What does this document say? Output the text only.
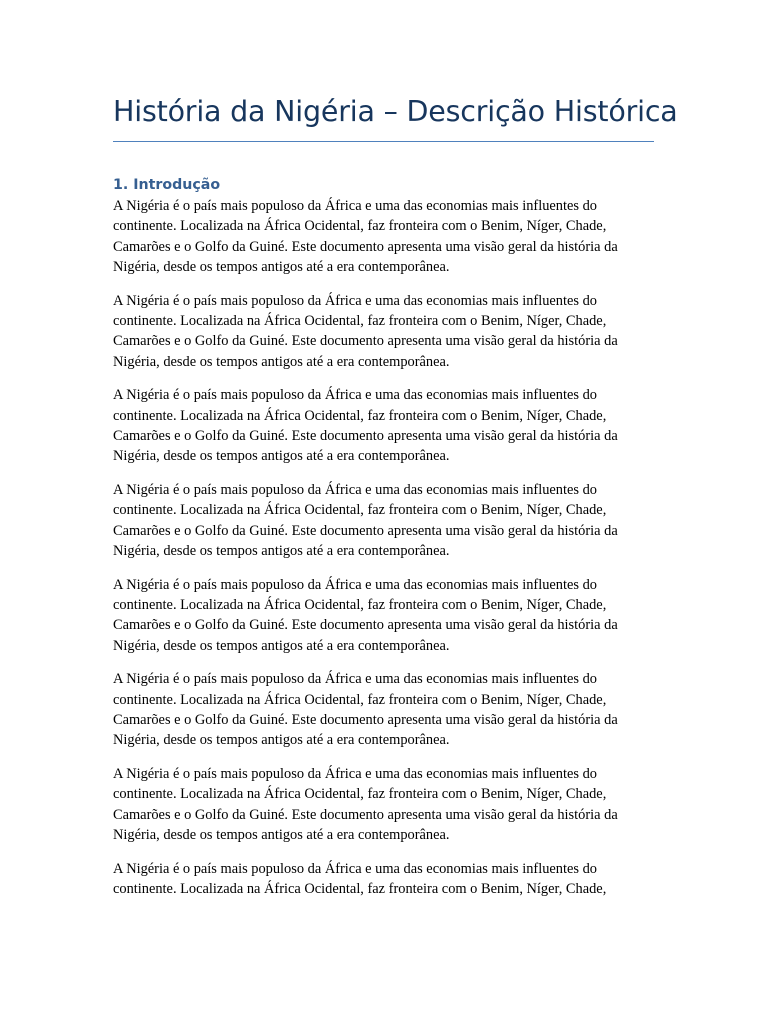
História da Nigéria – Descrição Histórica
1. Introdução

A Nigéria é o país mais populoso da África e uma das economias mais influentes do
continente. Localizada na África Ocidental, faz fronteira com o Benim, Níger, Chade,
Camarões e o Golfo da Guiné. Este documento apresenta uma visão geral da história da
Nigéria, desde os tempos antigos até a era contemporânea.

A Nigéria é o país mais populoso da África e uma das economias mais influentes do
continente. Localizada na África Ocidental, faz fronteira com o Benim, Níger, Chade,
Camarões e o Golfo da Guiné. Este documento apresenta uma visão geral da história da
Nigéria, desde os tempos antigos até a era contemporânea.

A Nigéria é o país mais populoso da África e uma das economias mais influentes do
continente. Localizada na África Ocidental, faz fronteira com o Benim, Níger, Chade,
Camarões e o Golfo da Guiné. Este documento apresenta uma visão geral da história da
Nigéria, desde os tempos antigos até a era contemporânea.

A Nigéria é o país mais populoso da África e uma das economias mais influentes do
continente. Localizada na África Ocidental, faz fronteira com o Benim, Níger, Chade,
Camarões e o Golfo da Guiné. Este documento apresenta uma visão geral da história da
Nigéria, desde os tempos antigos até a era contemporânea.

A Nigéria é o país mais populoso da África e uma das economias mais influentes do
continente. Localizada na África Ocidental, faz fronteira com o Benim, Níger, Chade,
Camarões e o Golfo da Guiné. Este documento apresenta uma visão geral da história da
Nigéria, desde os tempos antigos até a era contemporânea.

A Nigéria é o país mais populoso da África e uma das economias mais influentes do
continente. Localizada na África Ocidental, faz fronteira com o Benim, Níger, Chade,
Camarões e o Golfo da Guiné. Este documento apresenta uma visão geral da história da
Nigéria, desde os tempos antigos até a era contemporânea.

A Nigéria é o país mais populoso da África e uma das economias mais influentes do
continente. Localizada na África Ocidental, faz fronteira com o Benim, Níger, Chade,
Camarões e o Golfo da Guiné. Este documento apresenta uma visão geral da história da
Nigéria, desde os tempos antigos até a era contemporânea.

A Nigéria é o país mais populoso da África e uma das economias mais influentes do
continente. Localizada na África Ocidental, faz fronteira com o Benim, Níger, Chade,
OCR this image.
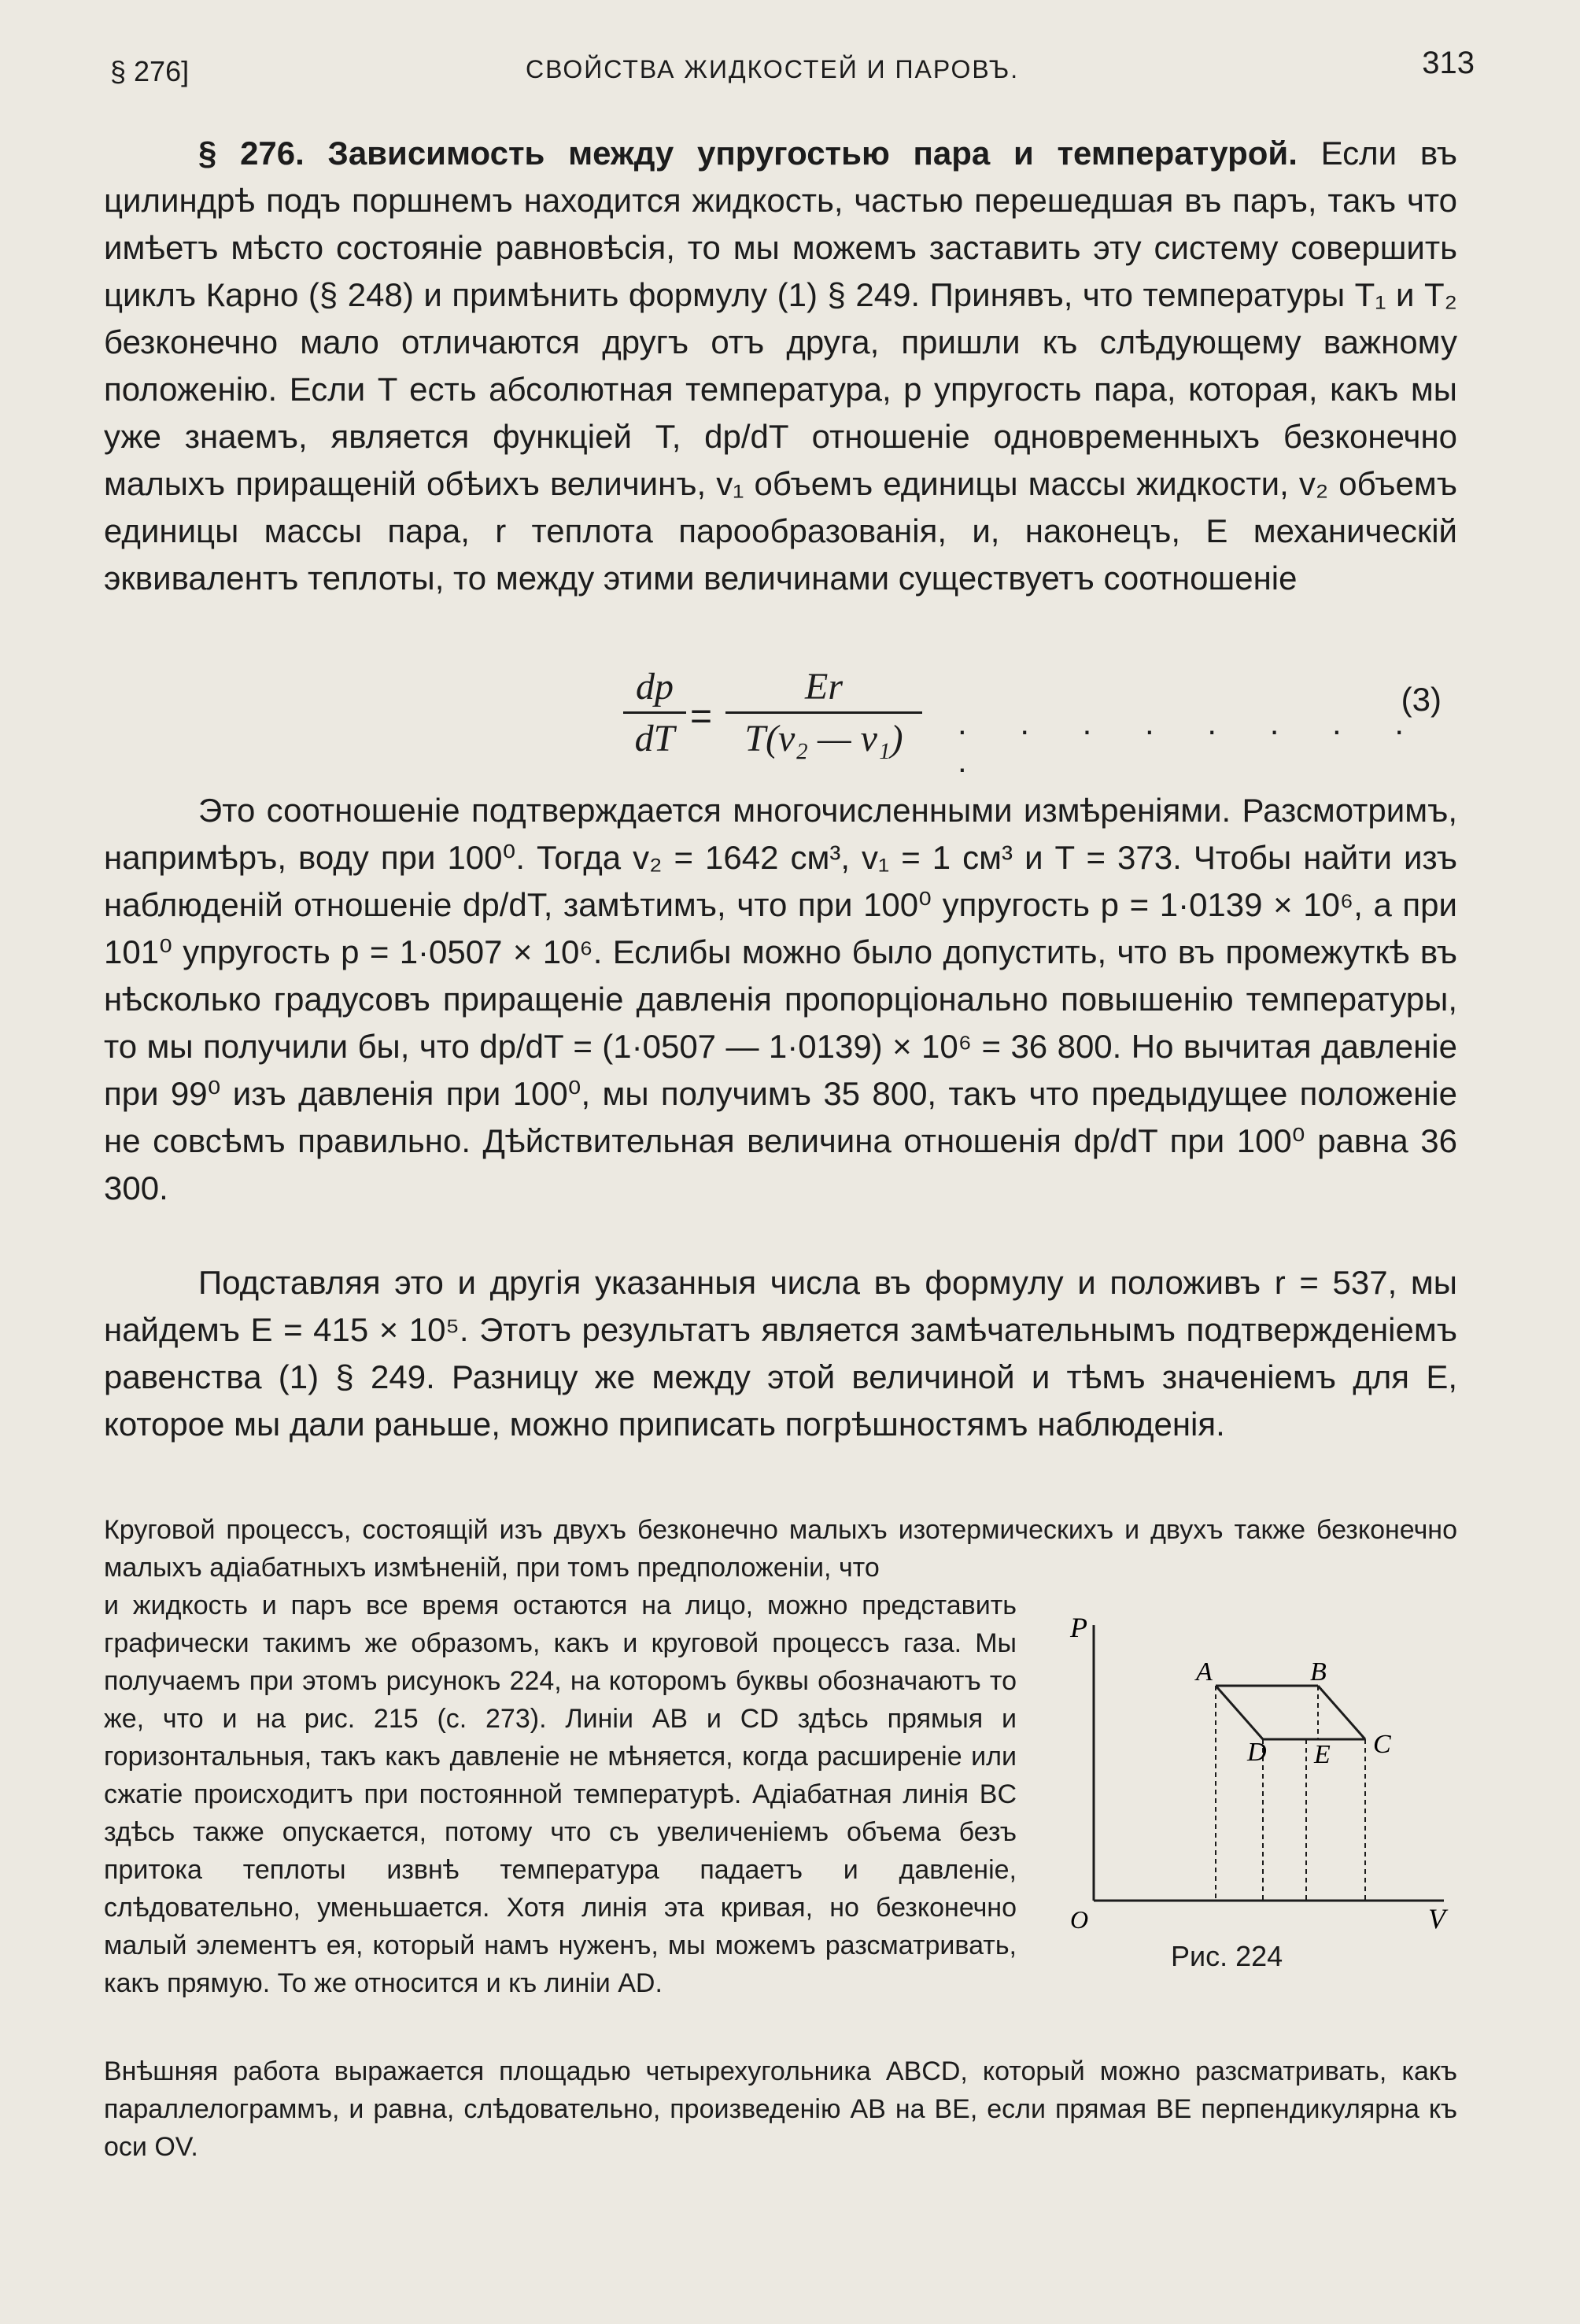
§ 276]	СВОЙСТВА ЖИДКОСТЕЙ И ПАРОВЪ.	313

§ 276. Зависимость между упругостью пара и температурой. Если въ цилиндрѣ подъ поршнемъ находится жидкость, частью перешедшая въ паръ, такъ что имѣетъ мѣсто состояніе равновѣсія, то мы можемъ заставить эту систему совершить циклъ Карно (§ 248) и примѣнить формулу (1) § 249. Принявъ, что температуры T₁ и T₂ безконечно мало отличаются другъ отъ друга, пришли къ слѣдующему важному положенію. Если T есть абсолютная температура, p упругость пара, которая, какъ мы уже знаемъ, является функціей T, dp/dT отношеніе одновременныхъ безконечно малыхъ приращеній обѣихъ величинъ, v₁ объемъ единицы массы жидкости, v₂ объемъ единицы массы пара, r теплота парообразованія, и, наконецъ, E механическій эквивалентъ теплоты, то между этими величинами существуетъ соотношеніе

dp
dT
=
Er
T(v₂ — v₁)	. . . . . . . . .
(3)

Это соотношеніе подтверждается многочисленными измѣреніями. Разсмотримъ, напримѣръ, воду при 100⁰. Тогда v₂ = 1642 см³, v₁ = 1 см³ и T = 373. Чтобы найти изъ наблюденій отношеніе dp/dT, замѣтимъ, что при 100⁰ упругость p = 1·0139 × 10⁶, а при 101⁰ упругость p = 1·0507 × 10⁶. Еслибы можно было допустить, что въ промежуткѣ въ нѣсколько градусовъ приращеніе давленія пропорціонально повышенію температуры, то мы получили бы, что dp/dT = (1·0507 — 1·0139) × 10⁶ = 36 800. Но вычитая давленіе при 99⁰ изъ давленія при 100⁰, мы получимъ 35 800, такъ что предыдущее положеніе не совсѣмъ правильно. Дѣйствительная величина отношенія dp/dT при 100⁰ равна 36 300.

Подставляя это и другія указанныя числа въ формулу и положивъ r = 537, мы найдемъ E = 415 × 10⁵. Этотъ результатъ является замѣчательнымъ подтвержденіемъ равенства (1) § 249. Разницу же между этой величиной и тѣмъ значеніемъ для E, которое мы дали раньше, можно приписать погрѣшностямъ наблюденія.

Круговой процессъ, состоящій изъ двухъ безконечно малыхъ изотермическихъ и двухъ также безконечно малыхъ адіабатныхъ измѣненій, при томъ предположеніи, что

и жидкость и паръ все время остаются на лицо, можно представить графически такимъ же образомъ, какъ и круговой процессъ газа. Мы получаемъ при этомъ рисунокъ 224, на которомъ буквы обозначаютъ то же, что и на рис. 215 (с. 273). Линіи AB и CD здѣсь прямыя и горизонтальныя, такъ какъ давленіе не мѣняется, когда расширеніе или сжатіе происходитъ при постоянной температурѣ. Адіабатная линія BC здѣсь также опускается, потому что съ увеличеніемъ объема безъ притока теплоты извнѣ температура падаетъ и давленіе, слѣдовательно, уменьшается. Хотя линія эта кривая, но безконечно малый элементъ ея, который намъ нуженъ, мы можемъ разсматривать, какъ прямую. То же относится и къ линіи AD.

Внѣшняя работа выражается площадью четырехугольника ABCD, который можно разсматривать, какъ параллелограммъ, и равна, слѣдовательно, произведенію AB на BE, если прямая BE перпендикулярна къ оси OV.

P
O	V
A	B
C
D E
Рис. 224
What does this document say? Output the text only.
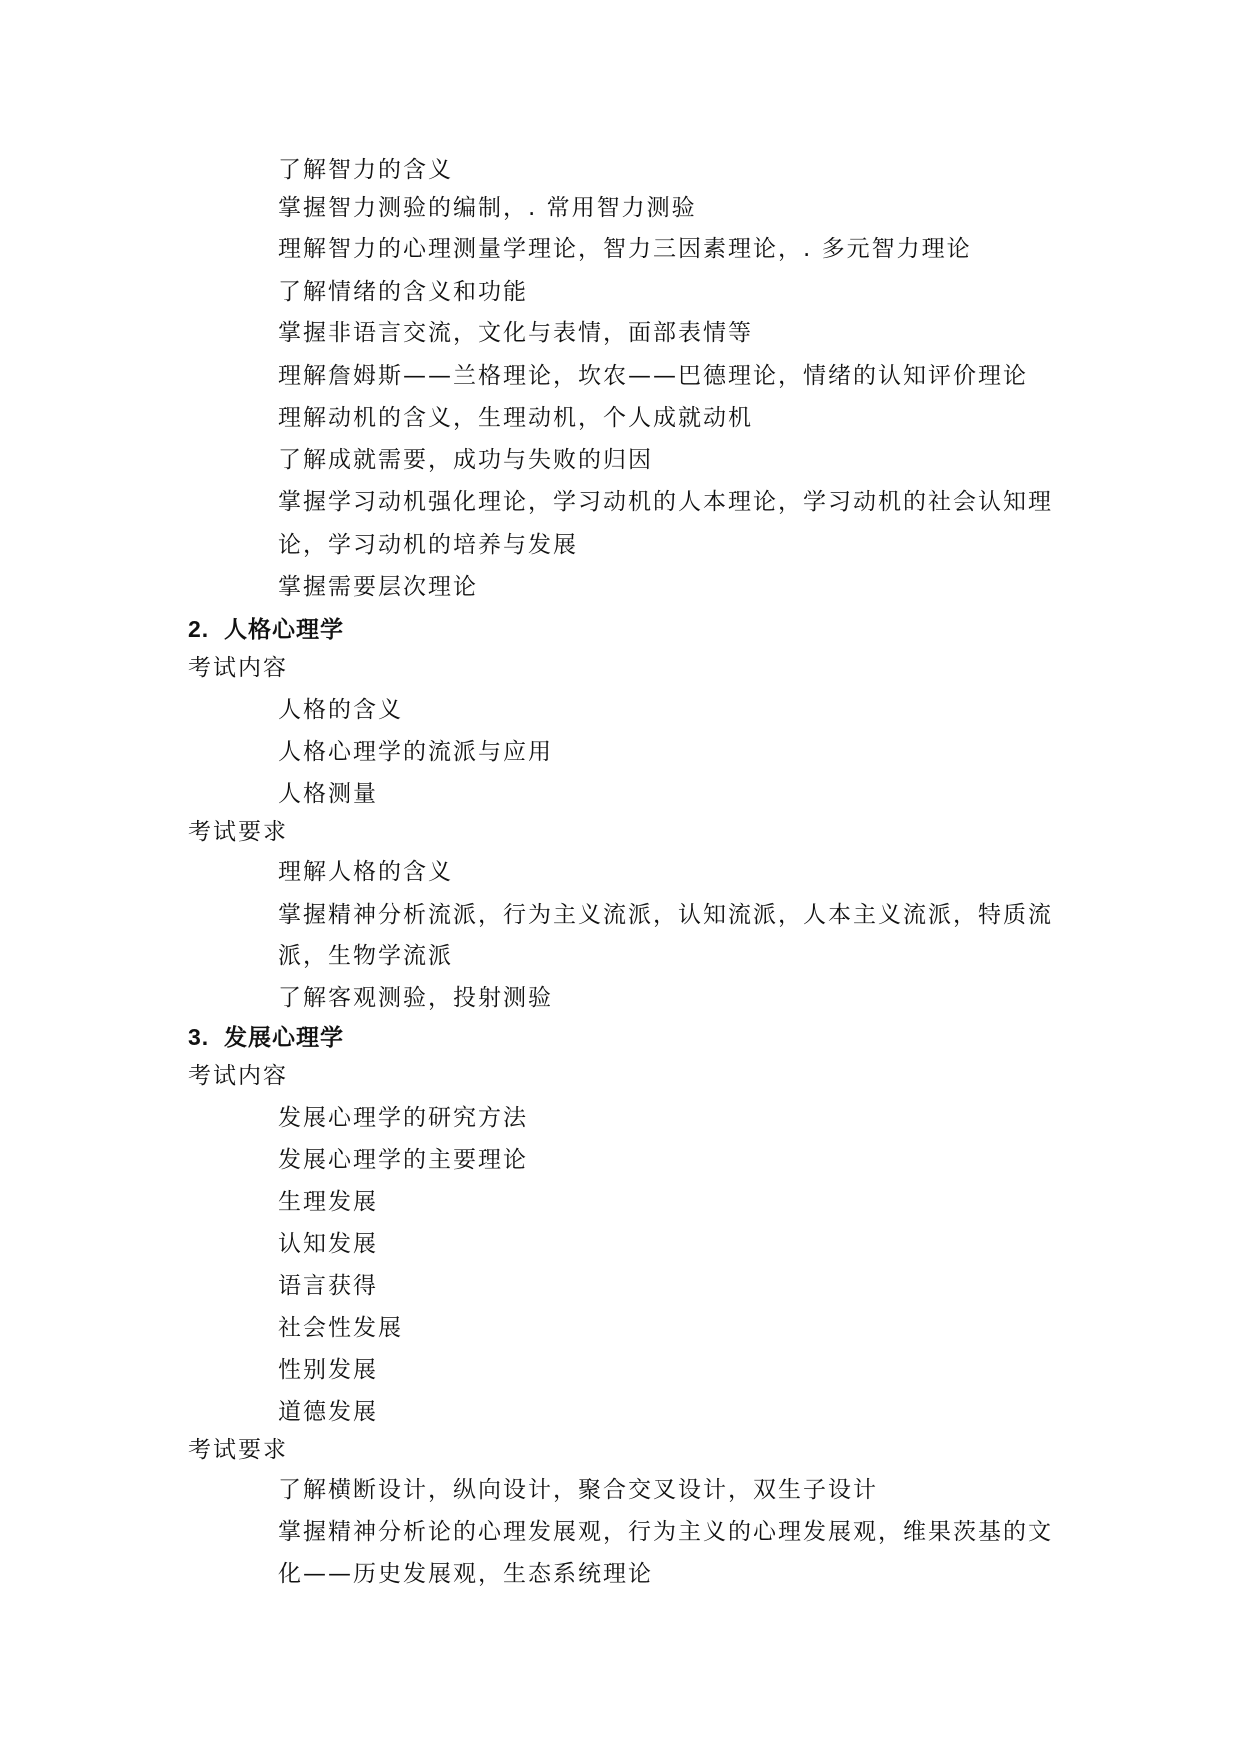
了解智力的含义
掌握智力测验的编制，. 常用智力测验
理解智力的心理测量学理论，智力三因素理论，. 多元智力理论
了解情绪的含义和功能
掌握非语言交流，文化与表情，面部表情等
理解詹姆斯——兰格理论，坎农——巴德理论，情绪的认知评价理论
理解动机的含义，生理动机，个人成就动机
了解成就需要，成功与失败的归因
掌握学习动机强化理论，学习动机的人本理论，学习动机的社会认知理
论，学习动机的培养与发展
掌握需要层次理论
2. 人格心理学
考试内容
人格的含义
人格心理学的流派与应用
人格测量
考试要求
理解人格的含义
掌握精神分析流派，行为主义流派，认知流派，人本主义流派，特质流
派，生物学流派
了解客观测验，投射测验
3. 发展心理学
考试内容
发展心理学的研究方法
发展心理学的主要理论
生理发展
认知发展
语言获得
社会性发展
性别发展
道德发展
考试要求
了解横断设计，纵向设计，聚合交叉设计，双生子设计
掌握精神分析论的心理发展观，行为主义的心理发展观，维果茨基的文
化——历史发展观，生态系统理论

++++++

**SET PROBLEM:**
Scan the listing above. Collect all lines with the word "паръ".

**OUTPUT FOR THIS EXERCISE:**
§ 276. Зависимость между упругостью пара и температурой. Если въ цилиндрѣ подъ поршнемъ находится жидкость, частью перешедшая въ паръ, такъ что имѣетъ мѣсто состояніе равновѣсія, то мы можемъ заставить эту систему совершить циклъ Карно (§ 248) и примѣнить формулу (1) § 249. Принявъ, что температуры T₁ и T₂ безконечно мало отличаются другъ отъ друга, пришли къ слѣдующему важному положенію. Если T есть абсолютная температура, p упругость пара, которая, какъ мы уже знаемъ, является функціей T, dp/dT отношеніе одновременныхъ безконечно малыхъ приращеній обѣихъ величинъ, v₁ объемъ единицы массы жидкости, v₂ объемъ единицы массы пара, r теплота парообразованія, и, наконецъ, E механическій эквивалентъ теплоты, то между этими величинами существуетъ соотношеніе
и жидкость и паръ все время остаются на лицо, можно представить графически такимъ же образомъ, какъ и круговой процессъ газа. Мы получаемъ при этомъ рисунокъ 224, на которомъ буквы обозначаютъ то же, что и на рис. 215 (с. 273). Линіи AB и CD здѣсь прямыя и горизонтальныя, такъ какъ давленіе не мѣняется, когда расширеніе или сжатіе происходитъ при постоянной температурѣ. Адіабатная линія BC здѣсь также опускается, потому что съ увеличеніемъ объема безъ притока теплоты извнѣ температура падаетъ и давленіе, слѣдовательно, уменьшается. Хотя линія эта кривая, но безконечно малый элементъ ея, который намъ нуженъ, мы можемъ разсматривать, какъ прямую. То же относится и къ линіи AD.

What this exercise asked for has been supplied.